● **INSTRUCTIONS FOR THE TASK**
Omit the pictures, then reproduce every remaining record exactly.

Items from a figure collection

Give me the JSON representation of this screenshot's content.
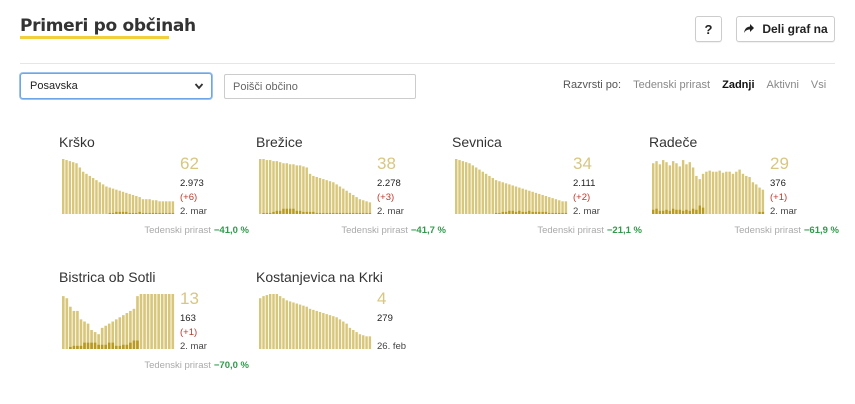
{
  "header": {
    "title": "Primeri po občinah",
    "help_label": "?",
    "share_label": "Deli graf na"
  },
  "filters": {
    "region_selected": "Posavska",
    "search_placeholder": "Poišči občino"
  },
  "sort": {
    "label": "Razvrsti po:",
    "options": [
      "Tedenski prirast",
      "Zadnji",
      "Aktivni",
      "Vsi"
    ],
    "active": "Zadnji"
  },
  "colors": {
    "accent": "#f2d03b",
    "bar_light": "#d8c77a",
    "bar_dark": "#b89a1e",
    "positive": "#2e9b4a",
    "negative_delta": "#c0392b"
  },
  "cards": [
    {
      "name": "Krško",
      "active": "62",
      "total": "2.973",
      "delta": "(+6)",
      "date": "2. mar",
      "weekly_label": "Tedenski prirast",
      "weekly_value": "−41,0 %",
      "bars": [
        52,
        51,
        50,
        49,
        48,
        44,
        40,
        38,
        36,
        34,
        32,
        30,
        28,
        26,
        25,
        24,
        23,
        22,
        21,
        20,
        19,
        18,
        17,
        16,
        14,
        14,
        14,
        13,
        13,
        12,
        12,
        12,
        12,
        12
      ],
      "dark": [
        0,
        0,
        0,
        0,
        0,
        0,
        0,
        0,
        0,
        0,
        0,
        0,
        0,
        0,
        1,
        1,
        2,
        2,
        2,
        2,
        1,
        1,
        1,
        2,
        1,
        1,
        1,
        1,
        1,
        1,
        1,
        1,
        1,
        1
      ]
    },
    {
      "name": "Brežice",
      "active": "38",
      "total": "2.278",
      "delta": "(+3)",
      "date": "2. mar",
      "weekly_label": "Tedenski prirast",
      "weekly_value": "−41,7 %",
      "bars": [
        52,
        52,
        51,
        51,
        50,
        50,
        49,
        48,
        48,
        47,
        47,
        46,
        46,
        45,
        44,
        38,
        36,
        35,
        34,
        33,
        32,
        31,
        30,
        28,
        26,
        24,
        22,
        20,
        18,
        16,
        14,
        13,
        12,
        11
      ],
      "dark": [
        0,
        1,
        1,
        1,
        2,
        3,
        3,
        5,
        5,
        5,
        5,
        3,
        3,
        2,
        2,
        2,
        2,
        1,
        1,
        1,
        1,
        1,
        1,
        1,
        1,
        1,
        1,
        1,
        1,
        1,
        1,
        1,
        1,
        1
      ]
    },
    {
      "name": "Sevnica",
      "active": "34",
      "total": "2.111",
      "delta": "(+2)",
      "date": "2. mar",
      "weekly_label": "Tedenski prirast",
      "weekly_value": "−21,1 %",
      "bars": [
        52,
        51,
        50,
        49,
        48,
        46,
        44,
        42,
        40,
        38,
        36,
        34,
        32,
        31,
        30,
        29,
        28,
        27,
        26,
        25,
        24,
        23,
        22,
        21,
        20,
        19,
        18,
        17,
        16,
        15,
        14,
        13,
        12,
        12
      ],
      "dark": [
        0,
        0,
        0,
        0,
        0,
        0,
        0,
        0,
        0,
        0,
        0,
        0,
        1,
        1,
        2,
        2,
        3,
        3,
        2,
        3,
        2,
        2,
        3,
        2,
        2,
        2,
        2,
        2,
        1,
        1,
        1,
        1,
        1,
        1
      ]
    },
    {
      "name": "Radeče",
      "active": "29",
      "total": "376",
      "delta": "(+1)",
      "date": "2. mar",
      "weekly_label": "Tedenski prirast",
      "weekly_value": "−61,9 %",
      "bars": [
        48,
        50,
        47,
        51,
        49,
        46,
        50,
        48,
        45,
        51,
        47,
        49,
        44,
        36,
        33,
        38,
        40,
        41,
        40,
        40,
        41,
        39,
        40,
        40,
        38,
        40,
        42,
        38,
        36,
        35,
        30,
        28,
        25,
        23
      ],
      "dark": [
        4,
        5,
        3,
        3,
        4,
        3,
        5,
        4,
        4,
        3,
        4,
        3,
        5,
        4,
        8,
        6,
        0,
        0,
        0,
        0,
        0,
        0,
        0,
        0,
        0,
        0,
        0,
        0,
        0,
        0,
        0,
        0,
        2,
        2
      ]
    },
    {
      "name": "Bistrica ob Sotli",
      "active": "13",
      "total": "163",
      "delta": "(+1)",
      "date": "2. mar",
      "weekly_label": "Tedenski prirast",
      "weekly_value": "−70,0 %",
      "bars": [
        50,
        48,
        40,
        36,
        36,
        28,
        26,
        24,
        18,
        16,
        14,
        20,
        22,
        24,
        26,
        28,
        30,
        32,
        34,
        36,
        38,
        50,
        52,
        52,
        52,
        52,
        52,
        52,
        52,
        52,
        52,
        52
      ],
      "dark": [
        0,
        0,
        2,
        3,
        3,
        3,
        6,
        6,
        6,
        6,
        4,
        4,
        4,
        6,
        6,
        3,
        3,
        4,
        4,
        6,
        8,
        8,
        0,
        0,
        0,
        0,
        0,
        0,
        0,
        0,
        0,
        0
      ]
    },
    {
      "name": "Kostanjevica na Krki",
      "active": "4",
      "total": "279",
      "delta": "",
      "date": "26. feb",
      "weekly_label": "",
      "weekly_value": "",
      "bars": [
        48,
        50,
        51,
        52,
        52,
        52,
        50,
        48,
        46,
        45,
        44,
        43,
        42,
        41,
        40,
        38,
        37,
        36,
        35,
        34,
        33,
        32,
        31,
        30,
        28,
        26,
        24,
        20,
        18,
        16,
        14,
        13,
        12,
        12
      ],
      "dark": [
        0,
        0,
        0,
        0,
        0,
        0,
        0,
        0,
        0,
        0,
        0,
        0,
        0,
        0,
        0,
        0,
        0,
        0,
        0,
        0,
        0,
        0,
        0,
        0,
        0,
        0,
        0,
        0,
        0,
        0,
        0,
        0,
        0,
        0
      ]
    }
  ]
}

● **CORRECT RESPONSE**
Give me the JSON representation of this screenshot's content.
{
  "header": {
    "title": "Primeri po občinah",
    "help_label": "?",
    "share_label": "Deli graf na"
  },
  "filters": {
    "region_selected": "Posavska",
    "search_placeholder": "Poišči občino"
  },
  "sort": {
    "label": "Razvrsti po:",
    "options": [
      "Tedenski prirast",
      "Zadnji",
      "Aktivni",
      "Vsi"
    ],
    "active": "Zadnji"
  },
  "colors": {
    "accent": "#f2d03b",
    "bar_light": "#d8c77a",
    "bar_dark": "#b89a1e",
    "positive": "#2e9b4a",
    "negative_delta": "#c0392b"
  },
  "cards": [
    {
      "name": "Krško",
      "active": "62",
      "total": "2.973",
      "delta": "(+6)",
      "date": "2. mar",
      "weekly_label": "Tedenski prirast",
      "weekly_value": "−41,0 %",
      "bars": [
        52,
        51,
        50,
        49,
        48,
        44,
        40,
        38,
        36,
        34,
        32,
        30,
        28,
        26,
        25,
        24,
        23,
        22,
        21,
        20,
        19,
        18,
        17,
        16,
        14,
        14,
        14,
        13,
        13,
        12,
        12,
        12,
        12,
        12
      ],
      "dark": [
        0,
        0,
        0,
        0,
        0,
        0,
        0,
        0,
        0,
        0,
        0,
        0,
        0,
        0,
        1,
        1,
        2,
        2,
        2,
        2,
        1,
        1,
        1,
        2,
        1,
        1,
        1,
        1,
        1,
        1,
        1,
        1,
        1,
        1
      ]
    },
    {
      "name": "Brežice",
      "active": "38",
      "total": "2.278",
      "delta": "(+3)",
      "date": "2. mar",
      "weekly_label": "Tedenski prirast",
      "weekly_value": "−41,7 %",
      "bars": [
        52,
        52,
        51,
        51,
        50,
        50,
        49,
        48,
        48,
        47,
        47,
        46,
        46,
        45,
        44,
        38,
        36,
        35,
        34,
        33,
        32,
        31,
        30,
        28,
        26,
        24,
        22,
        20,
        18,
        16,
        14,
        13,
        12,
        11
      ],
      "dark": [
        0,
        1,
        1,
        1,
        2,
        3,
        3,
        5,
        5,
        5,
        5,
        3,
        3,
        2,
        2,
        2,
        2,
        1,
        1,
        1,
        1,
        1,
        1,
        1,
        1,
        1,
        1,
        1,
        1,
        1,
        1,
        1,
        1,
        1
      ]
    },
    {
      "name": "Sevnica",
      "active": "34",
      "total": "2.111",
      "delta": "(+2)",
      "date": "2. mar",
      "weekly_label": "Tedenski prirast",
      "weekly_value": "−21,1 %",
      "bars": [
        52,
        51,
        50,
        49,
        48,
        46,
        44,
        42,
        40,
        38,
        36,
        34,
        32,
        31,
        30,
        29,
        28,
        27,
        26,
        25,
        24,
        23,
        22,
        21,
        20,
        19,
        18,
        17,
        16,
        15,
        14,
        13,
        12,
        12
      ],
      "dark": [
        0,
        0,
        0,
        0,
        0,
        0,
        0,
        0,
        0,
        0,
        0,
        0,
        1,
        1,
        2,
        2,
        3,
        3,
        2,
        3,
        2,
        2,
        3,
        2,
        2,
        2,
        2,
        2,
        1,
        1,
        1,
        1,
        1,
        1
      ]
    },
    {
      "name": "Radeče",
      "active": "29",
      "total": "376",
      "delta": "(+1)",
      "date": "2. mar",
      "weekly_label": "Tedenski prirast",
      "weekly_value": "−61,9 %",
      "bars": [
        48,
        50,
        47,
        51,
        49,
        46,
        50,
        48,
        45,
        51,
        47,
        49,
        44,
        36,
        33,
        38,
        40,
        41,
        40,
        40,
        41,
        39,
        40,
        40,
        38,
        40,
        42,
        38,
        36,
        35,
        30,
        28,
        25,
        23
      ],
      "dark": [
        4,
        5,
        3,
        3,
        4,
        3,
        5,
        4,
        4,
        3,
        4,
        3,
        5,
        4,
        8,
        6,
        0,
        0,
        0,
        0,
        0,
        0,
        0,
        0,
        0,
        0,
        0,
        0,
        0,
        0,
        0,
        0,
        2,
        2
      ]
    },
    {
      "name": "Bistrica ob Sotli",
      "active": "13",
      "total": "163",
      "delta": "(+1)",
      "date": "2. mar",
      "weekly_label": "Tedenski prirast",
      "weekly_value": "−70,0 %",
      "bars": [
        50,
        48,
        40,
        36,
        36,
        28,
        26,
        24,
        18,
        16,
        14,
        20,
        22,
        24,
        26,
        28,
        30,
        32,
        34,
        36,
        38,
        50,
        52,
        52,
        52,
        52,
        52,
        52,
        52,
        52,
        52,
        52
      ],
      "dark": [
        0,
        0,
        2,
        3,
        3,
        3,
        6,
        6,
        6,
        6,
        4,
        4,
        4,
        6,
        6,
        3,
        3,
        4,
        4,
        6,
        8,
        8,
        0,
        0,
        0,
        0,
        0,
        0,
        0,
        0,
        0,
        0
      ]
    },
    {
      "name": "Kostanjevica na Krki",
      "active": "4",
      "total": "279",
      "delta": "",
      "date": "26. feb",
      "weekly_label": "",
      "weekly_value": "",
      "bars": [
        48,
        50,
        51,
        52,
        52,
        52,
        50,
        48,
        46,
        45,
        44,
        43,
        42,
        41,
        40,
        38,
        37,
        36,
        35,
        34,
        33,
        32,
        31,
        30,
        28,
        26,
        24,
        20,
        18,
        16,
        14,
        13,
        12,
        12
      ],
      "dark": [
        0,
        0,
        0,
        0,
        0,
        0,
        0,
        0,
        0,
        0,
        0,
        0,
        0,
        0,
        0,
        0,
        0,
        0,
        0,
        0,
        0,
        0,
        0,
        0,
        0,
        0,
        0,
        0,
        0,
        0,
        0,
        0,
        0,
        0
      ]
    }
  ]
}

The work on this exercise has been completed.